**Aim**
Records follow. Copy every line with "color".

**Records to use**
/---

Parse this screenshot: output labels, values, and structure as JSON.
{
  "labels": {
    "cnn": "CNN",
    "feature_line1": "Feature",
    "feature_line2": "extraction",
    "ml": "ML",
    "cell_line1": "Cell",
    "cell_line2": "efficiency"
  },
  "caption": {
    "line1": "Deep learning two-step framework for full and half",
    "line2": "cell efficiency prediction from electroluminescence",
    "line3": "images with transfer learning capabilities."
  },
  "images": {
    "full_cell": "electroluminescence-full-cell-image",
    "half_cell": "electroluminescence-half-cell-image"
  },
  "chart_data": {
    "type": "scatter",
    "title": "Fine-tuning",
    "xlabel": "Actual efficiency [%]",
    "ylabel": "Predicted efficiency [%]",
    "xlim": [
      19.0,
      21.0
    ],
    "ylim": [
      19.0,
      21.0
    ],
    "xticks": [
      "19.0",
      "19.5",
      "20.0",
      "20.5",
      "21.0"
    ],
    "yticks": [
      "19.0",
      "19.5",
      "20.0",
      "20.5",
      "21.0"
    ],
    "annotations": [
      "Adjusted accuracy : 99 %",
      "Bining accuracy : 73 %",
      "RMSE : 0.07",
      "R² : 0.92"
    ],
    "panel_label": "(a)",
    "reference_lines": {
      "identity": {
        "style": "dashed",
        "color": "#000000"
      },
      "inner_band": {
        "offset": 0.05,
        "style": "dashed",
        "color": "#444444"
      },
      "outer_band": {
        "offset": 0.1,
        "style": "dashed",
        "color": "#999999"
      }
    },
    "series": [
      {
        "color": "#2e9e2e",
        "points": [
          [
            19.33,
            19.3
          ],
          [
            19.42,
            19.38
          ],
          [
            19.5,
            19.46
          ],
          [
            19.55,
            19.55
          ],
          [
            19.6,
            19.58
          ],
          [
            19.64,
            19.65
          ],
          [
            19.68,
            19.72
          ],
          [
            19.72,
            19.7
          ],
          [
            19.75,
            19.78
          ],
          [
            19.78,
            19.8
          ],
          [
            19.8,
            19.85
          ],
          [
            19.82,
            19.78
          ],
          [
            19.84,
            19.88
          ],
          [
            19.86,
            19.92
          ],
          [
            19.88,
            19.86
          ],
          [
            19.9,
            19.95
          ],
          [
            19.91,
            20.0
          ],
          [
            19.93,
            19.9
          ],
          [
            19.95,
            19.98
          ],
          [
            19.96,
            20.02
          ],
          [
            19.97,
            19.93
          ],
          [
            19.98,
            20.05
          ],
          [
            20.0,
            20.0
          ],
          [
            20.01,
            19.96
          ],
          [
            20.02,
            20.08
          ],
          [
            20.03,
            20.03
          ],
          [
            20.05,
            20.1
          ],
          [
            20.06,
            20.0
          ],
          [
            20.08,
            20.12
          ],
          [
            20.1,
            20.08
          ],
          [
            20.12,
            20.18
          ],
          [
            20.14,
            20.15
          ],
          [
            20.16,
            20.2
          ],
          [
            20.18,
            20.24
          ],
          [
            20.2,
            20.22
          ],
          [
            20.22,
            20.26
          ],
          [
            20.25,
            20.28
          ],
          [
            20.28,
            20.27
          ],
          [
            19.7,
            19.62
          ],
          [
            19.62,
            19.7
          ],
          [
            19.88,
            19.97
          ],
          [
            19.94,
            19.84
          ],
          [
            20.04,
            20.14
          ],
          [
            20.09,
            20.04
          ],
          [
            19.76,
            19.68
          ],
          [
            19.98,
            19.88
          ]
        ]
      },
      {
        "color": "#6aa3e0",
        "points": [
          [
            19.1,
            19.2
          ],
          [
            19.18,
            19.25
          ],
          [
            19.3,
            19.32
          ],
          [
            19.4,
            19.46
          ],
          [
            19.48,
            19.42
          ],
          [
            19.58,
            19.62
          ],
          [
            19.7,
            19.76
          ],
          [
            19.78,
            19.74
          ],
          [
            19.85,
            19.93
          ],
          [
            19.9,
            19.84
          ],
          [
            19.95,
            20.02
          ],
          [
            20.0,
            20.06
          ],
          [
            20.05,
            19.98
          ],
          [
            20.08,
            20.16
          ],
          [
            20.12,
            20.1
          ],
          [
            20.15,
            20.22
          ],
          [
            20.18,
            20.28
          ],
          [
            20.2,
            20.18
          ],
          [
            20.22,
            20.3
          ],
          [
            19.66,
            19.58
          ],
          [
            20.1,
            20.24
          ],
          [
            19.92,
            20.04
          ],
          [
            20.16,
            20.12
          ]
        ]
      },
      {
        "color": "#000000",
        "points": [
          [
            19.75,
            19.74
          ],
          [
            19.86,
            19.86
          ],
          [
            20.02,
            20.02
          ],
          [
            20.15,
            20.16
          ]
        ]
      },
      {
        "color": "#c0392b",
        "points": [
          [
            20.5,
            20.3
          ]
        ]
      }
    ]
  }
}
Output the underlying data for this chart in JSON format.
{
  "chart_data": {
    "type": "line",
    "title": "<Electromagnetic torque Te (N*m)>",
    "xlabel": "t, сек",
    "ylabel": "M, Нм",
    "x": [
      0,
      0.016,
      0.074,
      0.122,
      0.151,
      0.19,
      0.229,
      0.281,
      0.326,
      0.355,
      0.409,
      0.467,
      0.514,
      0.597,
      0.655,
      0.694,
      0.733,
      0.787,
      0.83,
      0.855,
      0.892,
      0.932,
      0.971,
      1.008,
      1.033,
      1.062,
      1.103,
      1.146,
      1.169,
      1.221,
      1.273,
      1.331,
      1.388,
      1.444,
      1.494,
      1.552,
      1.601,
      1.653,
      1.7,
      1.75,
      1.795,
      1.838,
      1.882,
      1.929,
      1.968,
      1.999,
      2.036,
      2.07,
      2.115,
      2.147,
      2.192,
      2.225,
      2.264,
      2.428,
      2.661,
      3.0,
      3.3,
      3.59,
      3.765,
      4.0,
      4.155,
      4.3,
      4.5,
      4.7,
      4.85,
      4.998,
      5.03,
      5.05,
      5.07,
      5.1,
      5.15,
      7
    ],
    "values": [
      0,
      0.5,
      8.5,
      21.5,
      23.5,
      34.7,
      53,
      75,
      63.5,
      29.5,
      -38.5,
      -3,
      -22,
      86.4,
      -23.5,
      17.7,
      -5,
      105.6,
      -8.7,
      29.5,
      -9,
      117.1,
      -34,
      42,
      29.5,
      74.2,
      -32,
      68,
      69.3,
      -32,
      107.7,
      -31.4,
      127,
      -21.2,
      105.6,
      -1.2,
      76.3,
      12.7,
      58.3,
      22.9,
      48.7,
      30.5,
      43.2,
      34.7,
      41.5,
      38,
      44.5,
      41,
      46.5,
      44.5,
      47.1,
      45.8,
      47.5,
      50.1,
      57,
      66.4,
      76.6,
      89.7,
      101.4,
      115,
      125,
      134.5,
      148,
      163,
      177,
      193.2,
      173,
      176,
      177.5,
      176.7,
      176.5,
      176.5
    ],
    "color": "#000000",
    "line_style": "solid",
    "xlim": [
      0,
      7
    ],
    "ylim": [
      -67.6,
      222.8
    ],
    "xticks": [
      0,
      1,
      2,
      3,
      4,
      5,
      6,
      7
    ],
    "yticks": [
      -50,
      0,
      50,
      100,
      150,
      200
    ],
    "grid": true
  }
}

\---

**Expected output**
        "color": "#000000"
        "color": "#444444"
        "color": "#999999"
        "color": "#2e9e2e",
        "color": "#6aa3e0",
        "color": "#000000",
        "color": "#c0392b",
    "color": "#000000",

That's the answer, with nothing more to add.